=== Given records ===
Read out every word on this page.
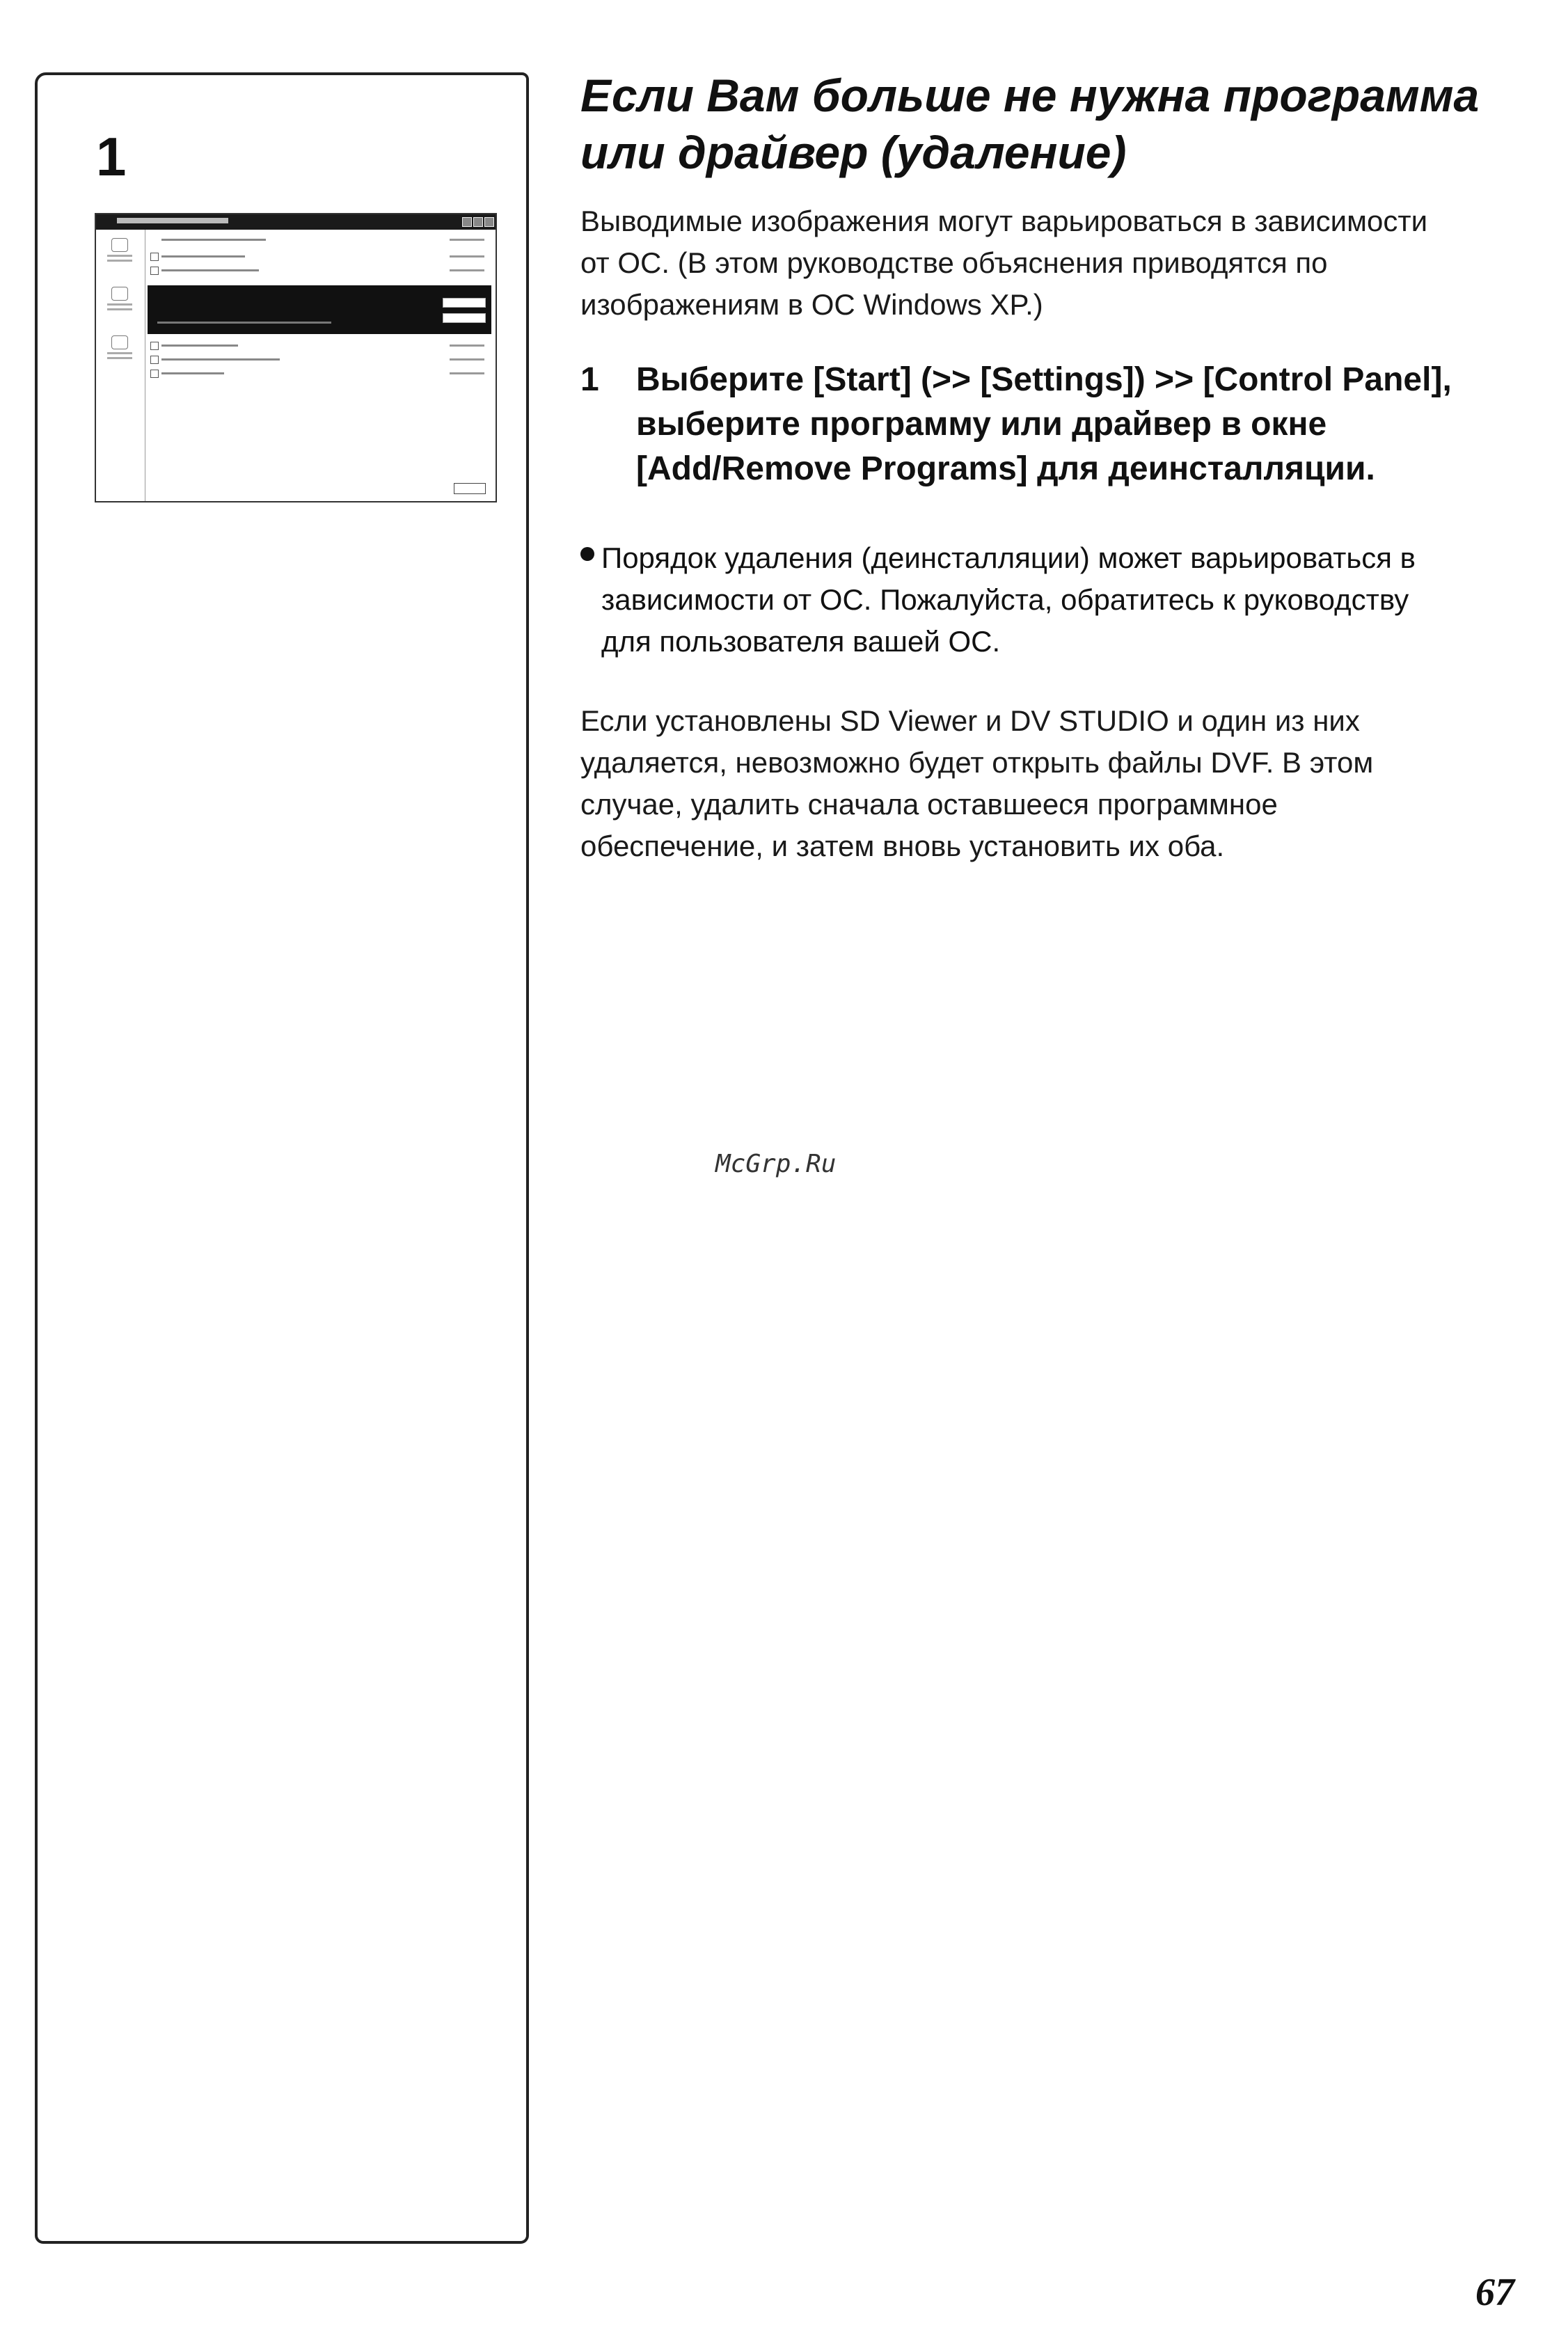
1
Если Вам больше не нужна программа
или драйвер (удаление)

Выводимые изображения могут варьироваться в зависимости
от ОС. (В этом руководстве объяснения приводятся по
изображениям в ОС Windows XP.)

1 Выберите [Start] (>> [Settings]) >> [Control Panel],
выберите программу или драйвер в окне
[Add/Remove Programs] для деинсталляции.

Порядок удаления (деинсталляции) может варьироваться в
зависимости от ОС. Пожалуйста, обратитесь к руководству
для пользователя вашей ОС.

Если установлены SD Viewer и DV STUDIO и один из них
удаляется, невозможно будет открыть файлы DVF. В этом
случае, удалить сначала оставшееся программное
обеспечение, и затем вновь установить их оба.

McGrp.Ru
67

=== Directions ===
Each line of the material must be retyped exactly, except that images are omitted.

=== Result of the exercise ===
Read out every word on this page.
1
Если Вам больше не нужна программа
или драйвер (удаление)

Выводимые изображения могут варьироваться в зависимости
от ОС. (В этом руководстве объяснения приводятся по
изображениям в ОС Windows XP.)

1 Выберите [Start] (>> [Settings]) >> [Control Panel],
выберите программу или драйвер в окне
[Add/Remove Programs] для деинсталляции.

Порядок удаления (деинсталляции) может варьироваться в
зависимости от ОС. Пожалуйста, обратитесь к руководству
для пользователя вашей ОС.

Если установлены SD Viewer и DV STUDIO и один из них
удаляется, невозможно будет открыть файлы DVF. В этом
случае, удалить сначала оставшееся программное
обеспечение, и затем вновь установить их оба.

McGrp.Ru
67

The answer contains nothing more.